━━━━━ EXERCISE MATERIALS ━━━━━
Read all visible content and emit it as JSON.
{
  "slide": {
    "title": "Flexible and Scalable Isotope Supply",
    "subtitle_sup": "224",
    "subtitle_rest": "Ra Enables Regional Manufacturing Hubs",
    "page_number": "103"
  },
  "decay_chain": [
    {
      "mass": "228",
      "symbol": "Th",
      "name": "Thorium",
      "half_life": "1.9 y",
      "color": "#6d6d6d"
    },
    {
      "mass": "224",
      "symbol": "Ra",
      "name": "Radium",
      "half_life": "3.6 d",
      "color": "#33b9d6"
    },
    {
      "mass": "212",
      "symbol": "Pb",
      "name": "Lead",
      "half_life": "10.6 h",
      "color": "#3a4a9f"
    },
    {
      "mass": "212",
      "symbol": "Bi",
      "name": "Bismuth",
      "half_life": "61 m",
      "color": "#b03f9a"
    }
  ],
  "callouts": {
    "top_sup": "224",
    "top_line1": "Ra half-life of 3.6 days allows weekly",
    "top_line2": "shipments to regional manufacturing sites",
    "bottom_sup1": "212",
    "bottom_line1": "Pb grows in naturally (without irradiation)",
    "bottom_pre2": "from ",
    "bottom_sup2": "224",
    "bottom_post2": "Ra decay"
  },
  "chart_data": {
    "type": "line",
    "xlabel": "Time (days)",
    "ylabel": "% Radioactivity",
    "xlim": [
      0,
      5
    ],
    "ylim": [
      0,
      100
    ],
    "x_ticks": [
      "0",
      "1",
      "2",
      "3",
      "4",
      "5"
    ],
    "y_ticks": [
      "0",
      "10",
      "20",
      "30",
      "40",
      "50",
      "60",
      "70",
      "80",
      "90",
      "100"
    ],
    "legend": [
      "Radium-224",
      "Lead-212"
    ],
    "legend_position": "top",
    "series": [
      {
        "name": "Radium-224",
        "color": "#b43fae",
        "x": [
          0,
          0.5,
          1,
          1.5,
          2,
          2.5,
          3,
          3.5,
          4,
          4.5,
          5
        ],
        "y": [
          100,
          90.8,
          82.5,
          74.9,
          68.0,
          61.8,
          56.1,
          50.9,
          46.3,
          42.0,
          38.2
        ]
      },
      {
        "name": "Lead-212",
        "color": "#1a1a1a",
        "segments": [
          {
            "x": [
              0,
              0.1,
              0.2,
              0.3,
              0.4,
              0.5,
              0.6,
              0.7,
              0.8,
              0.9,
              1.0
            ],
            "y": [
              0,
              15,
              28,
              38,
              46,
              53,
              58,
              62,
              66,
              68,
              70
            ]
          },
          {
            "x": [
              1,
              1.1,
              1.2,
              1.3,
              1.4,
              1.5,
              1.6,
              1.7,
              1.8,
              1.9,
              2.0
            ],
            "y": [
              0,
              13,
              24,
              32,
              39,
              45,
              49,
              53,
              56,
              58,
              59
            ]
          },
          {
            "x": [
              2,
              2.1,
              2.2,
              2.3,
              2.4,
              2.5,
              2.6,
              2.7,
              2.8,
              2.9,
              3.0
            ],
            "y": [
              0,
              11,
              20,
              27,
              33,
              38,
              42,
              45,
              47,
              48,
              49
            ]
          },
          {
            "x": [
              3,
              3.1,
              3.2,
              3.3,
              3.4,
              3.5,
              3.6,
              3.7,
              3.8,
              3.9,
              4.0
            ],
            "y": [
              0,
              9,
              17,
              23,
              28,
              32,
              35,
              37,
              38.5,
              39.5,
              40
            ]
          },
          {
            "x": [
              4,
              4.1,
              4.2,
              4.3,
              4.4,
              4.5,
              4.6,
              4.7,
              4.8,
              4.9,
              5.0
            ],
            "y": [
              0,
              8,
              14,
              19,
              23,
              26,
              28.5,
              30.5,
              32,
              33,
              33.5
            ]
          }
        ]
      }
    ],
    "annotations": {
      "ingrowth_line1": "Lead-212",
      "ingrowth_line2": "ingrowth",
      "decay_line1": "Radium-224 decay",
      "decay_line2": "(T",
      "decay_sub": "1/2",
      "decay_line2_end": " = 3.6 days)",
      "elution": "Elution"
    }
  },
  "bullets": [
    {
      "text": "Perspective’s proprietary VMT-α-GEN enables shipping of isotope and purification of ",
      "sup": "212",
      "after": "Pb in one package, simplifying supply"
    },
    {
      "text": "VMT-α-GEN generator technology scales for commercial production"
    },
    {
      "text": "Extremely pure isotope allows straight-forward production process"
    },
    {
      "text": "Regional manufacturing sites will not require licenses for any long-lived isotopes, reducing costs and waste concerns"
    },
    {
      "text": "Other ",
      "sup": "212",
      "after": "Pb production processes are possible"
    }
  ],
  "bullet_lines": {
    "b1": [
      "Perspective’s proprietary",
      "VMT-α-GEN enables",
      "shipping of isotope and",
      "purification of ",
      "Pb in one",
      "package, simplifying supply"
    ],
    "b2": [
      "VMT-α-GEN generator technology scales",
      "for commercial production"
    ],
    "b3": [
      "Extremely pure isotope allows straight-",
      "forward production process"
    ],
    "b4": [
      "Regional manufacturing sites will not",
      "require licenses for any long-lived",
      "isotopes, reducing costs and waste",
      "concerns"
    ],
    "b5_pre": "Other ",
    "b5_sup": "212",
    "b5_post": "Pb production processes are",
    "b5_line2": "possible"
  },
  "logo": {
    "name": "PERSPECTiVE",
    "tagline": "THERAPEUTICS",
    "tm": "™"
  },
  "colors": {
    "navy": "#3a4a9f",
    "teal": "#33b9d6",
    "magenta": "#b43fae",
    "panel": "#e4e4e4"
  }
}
━━━━━
Find each line holding the word "package" and copy it.

      "after": "Pb in one package, simplifying supply"
      "package, simplifying supply"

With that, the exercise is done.